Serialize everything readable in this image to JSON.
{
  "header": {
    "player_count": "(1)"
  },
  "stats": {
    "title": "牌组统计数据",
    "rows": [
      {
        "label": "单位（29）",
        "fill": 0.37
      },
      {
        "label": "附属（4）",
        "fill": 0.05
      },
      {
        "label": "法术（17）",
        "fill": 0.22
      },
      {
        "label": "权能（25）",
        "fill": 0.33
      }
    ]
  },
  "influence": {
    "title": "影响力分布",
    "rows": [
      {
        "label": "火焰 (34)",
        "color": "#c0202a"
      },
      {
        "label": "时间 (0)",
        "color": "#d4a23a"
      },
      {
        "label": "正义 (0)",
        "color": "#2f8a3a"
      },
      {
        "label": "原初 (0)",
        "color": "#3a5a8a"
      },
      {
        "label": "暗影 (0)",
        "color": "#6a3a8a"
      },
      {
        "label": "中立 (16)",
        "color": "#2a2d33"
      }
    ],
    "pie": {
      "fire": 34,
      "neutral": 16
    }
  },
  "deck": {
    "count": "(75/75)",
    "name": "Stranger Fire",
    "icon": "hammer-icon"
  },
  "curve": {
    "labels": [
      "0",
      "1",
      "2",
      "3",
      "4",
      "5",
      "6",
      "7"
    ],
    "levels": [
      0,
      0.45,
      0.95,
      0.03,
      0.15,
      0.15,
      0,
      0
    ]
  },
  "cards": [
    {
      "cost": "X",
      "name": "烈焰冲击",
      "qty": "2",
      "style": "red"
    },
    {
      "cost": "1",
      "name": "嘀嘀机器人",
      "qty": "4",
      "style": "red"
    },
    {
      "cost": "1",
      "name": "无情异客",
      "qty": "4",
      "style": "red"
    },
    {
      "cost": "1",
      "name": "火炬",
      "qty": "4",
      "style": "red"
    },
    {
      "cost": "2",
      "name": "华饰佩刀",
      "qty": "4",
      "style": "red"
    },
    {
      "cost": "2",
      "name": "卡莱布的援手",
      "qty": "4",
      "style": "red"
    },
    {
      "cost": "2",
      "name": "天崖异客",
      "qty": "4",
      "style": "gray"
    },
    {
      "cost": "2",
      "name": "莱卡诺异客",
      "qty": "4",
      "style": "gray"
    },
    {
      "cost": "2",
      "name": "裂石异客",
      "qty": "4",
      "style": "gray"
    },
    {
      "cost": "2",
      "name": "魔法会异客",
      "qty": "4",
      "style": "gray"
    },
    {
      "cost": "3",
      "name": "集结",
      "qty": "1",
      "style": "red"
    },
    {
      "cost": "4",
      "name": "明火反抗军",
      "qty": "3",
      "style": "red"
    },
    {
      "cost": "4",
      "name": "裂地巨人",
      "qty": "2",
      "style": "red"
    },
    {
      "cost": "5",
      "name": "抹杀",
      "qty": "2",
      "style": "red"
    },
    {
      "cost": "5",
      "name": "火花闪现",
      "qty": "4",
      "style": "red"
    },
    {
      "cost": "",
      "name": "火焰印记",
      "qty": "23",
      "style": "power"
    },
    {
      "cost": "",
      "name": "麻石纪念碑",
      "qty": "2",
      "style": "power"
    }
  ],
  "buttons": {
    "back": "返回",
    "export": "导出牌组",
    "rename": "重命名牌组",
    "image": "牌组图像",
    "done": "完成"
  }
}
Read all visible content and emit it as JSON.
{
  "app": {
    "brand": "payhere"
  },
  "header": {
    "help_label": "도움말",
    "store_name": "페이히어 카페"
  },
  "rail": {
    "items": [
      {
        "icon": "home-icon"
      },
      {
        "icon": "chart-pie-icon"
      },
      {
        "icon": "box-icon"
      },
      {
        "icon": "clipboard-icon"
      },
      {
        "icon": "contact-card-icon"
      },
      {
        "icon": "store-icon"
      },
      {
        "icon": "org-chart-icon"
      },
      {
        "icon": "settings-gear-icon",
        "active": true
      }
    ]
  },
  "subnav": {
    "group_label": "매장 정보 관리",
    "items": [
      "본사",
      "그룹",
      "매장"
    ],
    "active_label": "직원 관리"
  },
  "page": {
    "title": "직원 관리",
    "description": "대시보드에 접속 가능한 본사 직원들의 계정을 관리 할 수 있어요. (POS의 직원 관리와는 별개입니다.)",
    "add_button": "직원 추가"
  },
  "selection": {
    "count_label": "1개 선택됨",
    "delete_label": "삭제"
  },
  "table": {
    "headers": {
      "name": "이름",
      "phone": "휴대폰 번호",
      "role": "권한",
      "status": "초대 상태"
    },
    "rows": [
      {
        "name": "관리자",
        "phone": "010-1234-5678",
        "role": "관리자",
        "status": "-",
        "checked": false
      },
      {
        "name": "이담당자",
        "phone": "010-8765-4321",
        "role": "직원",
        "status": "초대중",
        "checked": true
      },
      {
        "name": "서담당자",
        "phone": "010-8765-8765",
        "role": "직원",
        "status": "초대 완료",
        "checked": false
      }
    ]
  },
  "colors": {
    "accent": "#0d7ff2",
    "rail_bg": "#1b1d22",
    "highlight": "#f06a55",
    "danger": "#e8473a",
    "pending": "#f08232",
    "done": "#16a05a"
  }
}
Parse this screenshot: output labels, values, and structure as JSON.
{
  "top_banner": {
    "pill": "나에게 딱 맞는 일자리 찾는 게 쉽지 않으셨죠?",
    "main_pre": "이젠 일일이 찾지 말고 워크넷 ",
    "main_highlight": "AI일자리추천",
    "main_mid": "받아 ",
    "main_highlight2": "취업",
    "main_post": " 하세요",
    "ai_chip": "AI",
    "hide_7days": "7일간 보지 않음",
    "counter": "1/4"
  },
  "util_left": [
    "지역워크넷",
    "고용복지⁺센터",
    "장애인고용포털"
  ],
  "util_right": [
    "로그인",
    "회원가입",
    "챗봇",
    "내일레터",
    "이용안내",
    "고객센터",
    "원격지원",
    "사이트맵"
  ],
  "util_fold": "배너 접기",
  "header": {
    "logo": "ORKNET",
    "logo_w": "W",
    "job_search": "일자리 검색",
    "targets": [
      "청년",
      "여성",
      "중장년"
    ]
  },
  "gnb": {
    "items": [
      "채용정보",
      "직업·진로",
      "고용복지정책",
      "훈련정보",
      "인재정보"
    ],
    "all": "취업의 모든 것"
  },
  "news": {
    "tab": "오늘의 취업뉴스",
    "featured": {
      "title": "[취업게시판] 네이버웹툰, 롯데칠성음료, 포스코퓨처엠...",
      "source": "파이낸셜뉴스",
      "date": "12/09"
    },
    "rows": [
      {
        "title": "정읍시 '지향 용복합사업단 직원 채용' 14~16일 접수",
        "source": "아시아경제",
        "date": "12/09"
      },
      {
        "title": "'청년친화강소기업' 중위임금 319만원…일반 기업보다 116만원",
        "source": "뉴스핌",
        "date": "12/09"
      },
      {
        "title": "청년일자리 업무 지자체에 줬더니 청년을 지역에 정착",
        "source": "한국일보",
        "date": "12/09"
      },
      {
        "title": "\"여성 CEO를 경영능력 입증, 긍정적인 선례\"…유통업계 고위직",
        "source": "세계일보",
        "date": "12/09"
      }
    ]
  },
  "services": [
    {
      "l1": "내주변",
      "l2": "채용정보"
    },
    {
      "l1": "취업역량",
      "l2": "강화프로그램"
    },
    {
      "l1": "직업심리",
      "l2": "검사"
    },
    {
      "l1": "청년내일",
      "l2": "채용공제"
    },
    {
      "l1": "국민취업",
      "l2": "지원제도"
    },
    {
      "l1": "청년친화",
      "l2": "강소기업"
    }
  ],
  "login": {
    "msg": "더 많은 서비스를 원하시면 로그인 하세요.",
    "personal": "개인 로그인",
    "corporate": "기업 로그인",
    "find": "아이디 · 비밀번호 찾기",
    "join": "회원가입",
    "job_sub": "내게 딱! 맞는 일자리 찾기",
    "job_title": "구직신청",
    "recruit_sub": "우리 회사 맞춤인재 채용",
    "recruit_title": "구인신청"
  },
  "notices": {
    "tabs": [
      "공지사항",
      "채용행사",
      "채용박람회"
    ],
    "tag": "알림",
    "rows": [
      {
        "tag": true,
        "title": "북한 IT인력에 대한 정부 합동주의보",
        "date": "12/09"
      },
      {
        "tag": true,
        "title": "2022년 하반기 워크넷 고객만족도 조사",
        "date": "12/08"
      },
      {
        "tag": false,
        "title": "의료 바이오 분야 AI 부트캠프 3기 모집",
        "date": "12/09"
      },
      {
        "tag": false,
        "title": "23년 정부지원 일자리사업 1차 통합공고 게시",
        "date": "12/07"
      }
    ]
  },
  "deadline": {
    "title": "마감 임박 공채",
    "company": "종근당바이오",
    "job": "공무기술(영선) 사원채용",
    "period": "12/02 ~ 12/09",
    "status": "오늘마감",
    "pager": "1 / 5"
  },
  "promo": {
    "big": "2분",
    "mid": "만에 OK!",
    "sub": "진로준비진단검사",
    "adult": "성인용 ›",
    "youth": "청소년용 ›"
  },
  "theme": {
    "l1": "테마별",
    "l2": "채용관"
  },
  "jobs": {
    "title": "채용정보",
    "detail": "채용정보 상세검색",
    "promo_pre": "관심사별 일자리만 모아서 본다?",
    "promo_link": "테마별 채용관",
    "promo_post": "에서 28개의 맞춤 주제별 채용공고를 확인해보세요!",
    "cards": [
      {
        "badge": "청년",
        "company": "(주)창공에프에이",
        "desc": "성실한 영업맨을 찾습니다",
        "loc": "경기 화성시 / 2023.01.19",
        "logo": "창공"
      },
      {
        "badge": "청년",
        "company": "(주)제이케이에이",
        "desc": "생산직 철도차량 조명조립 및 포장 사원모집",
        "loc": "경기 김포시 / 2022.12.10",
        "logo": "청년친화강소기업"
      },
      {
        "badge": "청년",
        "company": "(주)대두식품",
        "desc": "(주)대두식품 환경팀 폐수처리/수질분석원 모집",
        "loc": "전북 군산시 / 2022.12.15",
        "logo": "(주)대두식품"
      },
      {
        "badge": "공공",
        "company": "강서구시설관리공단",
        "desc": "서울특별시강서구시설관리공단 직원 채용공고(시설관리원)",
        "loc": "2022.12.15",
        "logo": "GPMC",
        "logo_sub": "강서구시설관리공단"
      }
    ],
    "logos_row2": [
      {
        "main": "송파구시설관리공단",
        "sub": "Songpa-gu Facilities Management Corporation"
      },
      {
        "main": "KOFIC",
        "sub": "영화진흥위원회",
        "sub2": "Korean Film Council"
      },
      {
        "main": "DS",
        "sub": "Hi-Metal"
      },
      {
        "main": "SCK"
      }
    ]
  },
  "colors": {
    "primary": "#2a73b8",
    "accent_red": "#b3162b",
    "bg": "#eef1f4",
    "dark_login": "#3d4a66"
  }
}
----
## Direction
The word "chart" may appear on some lines of these records; state how many such lines there are, and nothing else.

## The output
2